▸ **REQUIREMENT**
Collect the lines of the entries where "الهيثم" shows up.

(Extracted data entries)
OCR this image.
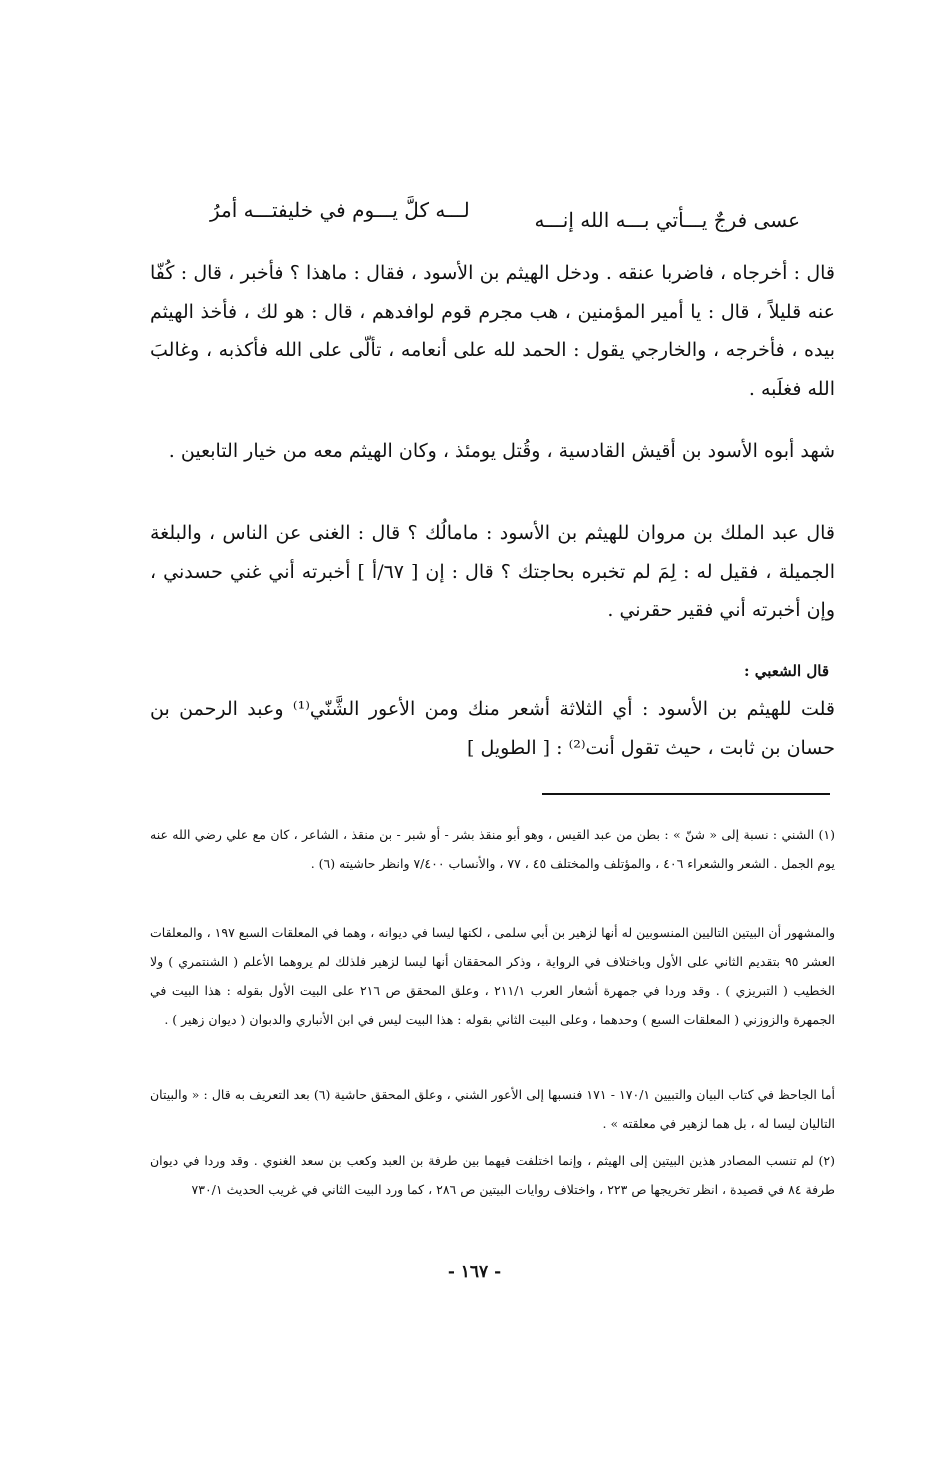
عسى فرجٌ يـــأتي بـــه الله إنـــه
لـــه كلَّ يـــوم في خليفتـــه أمرُ

قال : أخرجاه ، فاضربا عنقه . ودخل الهيثم بن الأسود ، فقال : ماهذا ؟ فأخبر ، قال : كُفّا عنه قليلاً ، قال : يا أمير المؤمنين ، هب مجرم قوم لوافدهم ، قال : هو لك ، فأخذ الهيثم بيده ، فأخرجه ، والخارجي يقول : الحمد لله على أنعامه ، تألّى على الله فأكذبه ، وغالبَ الله فغلَبه .

شهد أبوه الأسود بن أقيش القادسية ، وقُتل يومئذ ، وكان الهيثم معه من خيار التابعين .

قال عبد الملك بن مروان للهيثم بن الأسود : مامالُك ؟ قال : الغنى عن الناس ، والبلغة الجميلة ، فقيل له : لِمَ لم تخبره بحاجتك ؟ قال : إن [ ٦٧/أ ] أخبرته أني غني حسدني ، وإن أخبرته أني فقير حقرني .

قال الشعبي :

قلت للهيثم بن الأسود : أي الثلاثة أشعر منك ومن الأعور الشَّنّي⁽¹⁾ وعبد الرحمن بن حسان بن ثابت ، حيث تقول أنت⁽²⁾ : [ الطويل ]

(١) الشني : نسبة إلى « شنّ » : بطن من عبد القيس ، وهو أبو منقذ بشر - أو شبر - بن منقذ ، الشاعر ، كان مع علي رضي الله عنه يوم الجمل . الشعر والشعراء ٤٠٦ ، والمؤتلف والمختلف ٤٥ ، ٧٧ ، والأنساب ٧/٤٠٠ وانظر حاشيته (٦) .

والمشهور أن البيتين التاليين المنسوبين له أنها لزهير بن أبي سلمى ، لكنها ليسا في ديوانه ، وهما في المعلقات السبع ١٩٧ ، والمعلقات العشر ٩٥ بتقديم الثاني على الأول وباختلاف في الرواية ، وذكر المحققان أنها ليسا لزهير فلذلك لم يروهما الأعلم ( الشنتمري ) ولا الخطيب ( التبريزي ) . وقد وردا في جمهرة أشعار العرب ٢١١/١ ، وعلق المحقق ص ٢١٦ على البيت الأول بقوله : هذا البيت في الجمهرة والزوزني ( المعلقات السبع ) وحدهما ، وعلى البيت الثاني بقوله : هذا البيت ليس في ابن الأنباري والدبوان ( ديوان زهير ) .

أما الجاحظ في كتاب البيان والتبيين ١٧٠/١ - ١٧١ فنسبها إلى الأعور الشني ، وعلق المحقق حاشية (٦) بعد التعريف به قال : « والبيتان التاليان ليسا له ، بل هما لزهير في معلقته » .

(٢) لم تنسب المصادر هذين البيتين إلى الهيثم ، وإنما اختلفت فيهما بين طرفة بن العبد وكعب بن سعد الغنوي . وقد وردا في ديوان طرفة ٨٤ في قصيدة ، انظر تخريجها ص ٢٢٣ ، واختلاف روايات البيتين ص ٢٨٦ ، كما ورد البيت الثاني في غريب الحديث ٧٣٠/١

- ١٦٧ -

▸ **ANSWER TO THIS EXERCISE**
قال : أخرجاه ، فاضربا عنقه . ودخل الهيثم بن الأسود ، فقال : ماهذا ؟ فأخبر ، قال : كُفّا عنه قليلاً ، قال : يا أمير المؤمنين ، هب مجرم قوم لوافدهم ، قال : هو لك ، فأخذ الهيثم بيده ، فأخرجه ، والخارجي يقول : الحمد لله على أنعامه ، تألّى على الله فأكذبه ، وغالبَ الله فغلَبه .
شهد أبوه الأسود بن أقيش القادسية ، وقُتل يومئذ ، وكان الهيثم معه من خيار التابعين .
(٢) لم تنسب المصادر هذين البيتين إلى الهيثم ، وإنما اختلفت فيهما بين طرفة بن العبد وكعب بن سعد الغنوي . وقد وردا في ديوان طرفة ٨٤ في قصيدة ، انظر تخريجها ص ٢٢٣ ، واختلاف روايات البيتين ص ٢٨٦ ، كما ورد البيت الثاني في غريب الحديث ٧٣٠/١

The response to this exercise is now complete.